Exercise description:
Please quote every line word for word.

Records provided:
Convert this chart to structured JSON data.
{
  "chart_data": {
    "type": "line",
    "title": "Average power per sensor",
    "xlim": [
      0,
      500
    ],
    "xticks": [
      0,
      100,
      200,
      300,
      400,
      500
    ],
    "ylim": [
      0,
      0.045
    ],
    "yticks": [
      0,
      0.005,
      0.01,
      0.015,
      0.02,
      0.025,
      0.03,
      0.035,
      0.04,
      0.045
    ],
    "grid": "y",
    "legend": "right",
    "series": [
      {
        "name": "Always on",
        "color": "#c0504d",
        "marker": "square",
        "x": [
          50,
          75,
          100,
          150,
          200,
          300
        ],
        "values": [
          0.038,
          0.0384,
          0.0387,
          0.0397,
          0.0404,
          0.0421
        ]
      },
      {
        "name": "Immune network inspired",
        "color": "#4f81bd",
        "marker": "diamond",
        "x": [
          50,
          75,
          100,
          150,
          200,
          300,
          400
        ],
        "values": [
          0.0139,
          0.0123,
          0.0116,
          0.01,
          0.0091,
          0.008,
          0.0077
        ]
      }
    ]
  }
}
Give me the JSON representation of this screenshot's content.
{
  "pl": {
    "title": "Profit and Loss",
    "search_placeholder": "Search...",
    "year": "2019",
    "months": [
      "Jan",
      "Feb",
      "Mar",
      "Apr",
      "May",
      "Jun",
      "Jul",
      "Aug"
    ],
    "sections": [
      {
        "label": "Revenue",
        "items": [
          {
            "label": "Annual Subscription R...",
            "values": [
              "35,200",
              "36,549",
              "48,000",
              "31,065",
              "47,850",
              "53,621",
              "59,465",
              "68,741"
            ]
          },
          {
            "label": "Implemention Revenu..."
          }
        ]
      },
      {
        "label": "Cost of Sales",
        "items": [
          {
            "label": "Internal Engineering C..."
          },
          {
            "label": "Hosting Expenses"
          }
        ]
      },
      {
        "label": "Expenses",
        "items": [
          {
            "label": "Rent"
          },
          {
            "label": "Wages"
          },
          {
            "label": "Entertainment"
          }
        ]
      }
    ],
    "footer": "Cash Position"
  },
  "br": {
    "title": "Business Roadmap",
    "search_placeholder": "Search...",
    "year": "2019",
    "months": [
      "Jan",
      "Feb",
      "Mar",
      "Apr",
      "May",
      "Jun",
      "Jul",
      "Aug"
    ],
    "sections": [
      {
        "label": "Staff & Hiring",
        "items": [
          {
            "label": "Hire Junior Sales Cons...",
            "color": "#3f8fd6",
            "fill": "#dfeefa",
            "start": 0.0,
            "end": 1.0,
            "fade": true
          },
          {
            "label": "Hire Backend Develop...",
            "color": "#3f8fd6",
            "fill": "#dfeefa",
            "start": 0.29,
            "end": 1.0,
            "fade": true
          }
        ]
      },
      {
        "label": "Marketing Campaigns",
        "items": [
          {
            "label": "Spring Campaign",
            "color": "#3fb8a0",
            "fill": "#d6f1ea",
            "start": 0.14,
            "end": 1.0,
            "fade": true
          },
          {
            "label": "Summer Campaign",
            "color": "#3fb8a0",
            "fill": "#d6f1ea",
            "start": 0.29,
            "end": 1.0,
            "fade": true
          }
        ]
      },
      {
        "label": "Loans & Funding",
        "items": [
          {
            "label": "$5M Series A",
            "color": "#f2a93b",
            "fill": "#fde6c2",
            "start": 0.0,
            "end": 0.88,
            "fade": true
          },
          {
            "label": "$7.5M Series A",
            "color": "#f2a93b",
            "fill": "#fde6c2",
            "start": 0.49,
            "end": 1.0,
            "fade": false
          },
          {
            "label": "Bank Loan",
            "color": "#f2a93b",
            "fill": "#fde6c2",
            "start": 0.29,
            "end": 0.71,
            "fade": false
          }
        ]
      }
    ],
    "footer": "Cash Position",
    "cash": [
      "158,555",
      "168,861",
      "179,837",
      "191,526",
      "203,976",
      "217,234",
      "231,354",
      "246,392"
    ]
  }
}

Solution:
Convert this chart to structured JSON data.
{
  "chart_data": {
    "type": "line",
    "title": "Average power per sensor",
    "xlim": [
      0,
      500
    ],
    "xticks": [
      0,
      100,
      200,
      300,
      400,
      500
    ],
    "ylim": [
      0,
      0.045
    ],
    "yticks": [
      0,
      0.005,
      0.01,
      0.015,
      0.02,
      0.025,
      0.03,
      0.035,
      0.04,
      0.045
    ],
    "grid": "y",
    "legend": "right",
    "series": [
      {
        "name": "Always on",
        "color": "#c0504d",
        "marker": "square",
        "x": [
          50,
          75,
          100,
          150,
          200,
          300
        ],
        "values": [
          0.038,
          0.0384,
          0.0387,
          0.0397,
          0.0404,
          0.0421
        ]
      },
      {
        "name": "Immune network inspired",
        "color": "#4f81bd",
        "marker": "diamond",
        "x": [
          50,
          75,
          100,
          150,
          200,
          300,
          400
        ],
        "values": [
          0.0139,
          0.0123,
          0.0116,
          0.01,
          0.0091,
          0.008,
          0.0077
        ]
      }
    ]
  }
}
Give me the JSON representation of this screenshot's content.
{
  "pl": {
    "title": "Profit and Loss",
    "search_placeholder": "Search...",
    "year": "2019",
    "months": [
      "Jan",
      "Feb",
      "Mar",
      "Apr",
      "May",
      "Jun",
      "Jul",
      "Aug"
    ],
    "sections": [
      {
        "label": "Revenue",
        "items": [
          {
            "label": "Annual Subscription R...",
            "values": [
              "35,200",
              "36,549",
              "48,000",
              "31,065",
              "47,850",
              "53,621",
              "59,465",
              "68,741"
            ]
          },
          {
            "label": "Implemention Revenu..."
          }
        ]
      },
      {
        "label": "Cost of Sales",
        "items": [
          {
            "label": "Internal Engineering C..."
          },
          {
            "label": "Hosting Expenses"
          }
        ]
      },
      {
        "label": "Expenses",
        "items": [
          {
            "label": "Rent"
          },
          {
            "label": "Wages"
          },
          {
            "label": "Entertainment"
          }
        ]
      }
    ],
    "footer": "Cash Position"
  },
  "br": {
    "title": "Business Roadmap",
    "search_placeholder": "Search...",
    "year": "2019",
    "months": [
      "Jan",
      "Feb",
      "Mar",
      "Apr",
      "May",
      "Jun",
      "Jul",
      "Aug"
    ],
    "sections": [
      {
        "label": "Staff & Hiring",
        "items": [
          {
            "label": "Hire Junior Sales Cons...",
            "color": "#3f8fd6",
            "fill": "#dfeefa",
            "start": 0.0,
            "end": 1.0,
            "fade": true
          },
          {
            "label": "Hire Backend Develop...",
            "color": "#3f8fd6",
            "fill": "#dfeefa",
            "start": 0.29,
            "end": 1.0,
            "fade": true
          }
        ]
      },
      {
        "label": "Marketing Campaigns",
        "items": [
          {
            "label": "Spring Campaign",
            "color": "#3fb8a0",
            "fill": "#d6f1ea",
            "start": 0.14,
            "end": 1.0,
            "fade": true
          },
          {
            "label": "Summer Campaign",
            "color": "#3fb8a0",
            "fill": "#d6f1ea",
            "start": 0.29,
            "end": 1.0,
            "fade": true
          }
        ]
      },
      {
        "label": "Loans & Funding",
        "items": [
          {
            "label": "$5M Series A",
            "color": "#f2a93b",
            "fill": "#fde6c2",
            "start": 0.0,
            "end": 0.88,
            "fade": true
          },
          {
            "label": "$7.5M Series A",
            "color": "#f2a93b",
            "fill": "#fde6c2",
            "start": 0.49,
            "end": 1.0,
            "fade": false
          },
          {
            "label": "Bank Loan",
            "color": "#f2a93b",
            "fill": "#fde6c2",
            "start": 0.29,
            "end": 0.71,
            "fade": false
          }
        ]
      }
    ],
    "footer": "Cash Position",
    "cash": [
      "158,555",
      "168,861",
      "179,837",
      "191,526",
      "203,976",
      "217,234",
      "231,354",
      "246,392"
    ]
  }
}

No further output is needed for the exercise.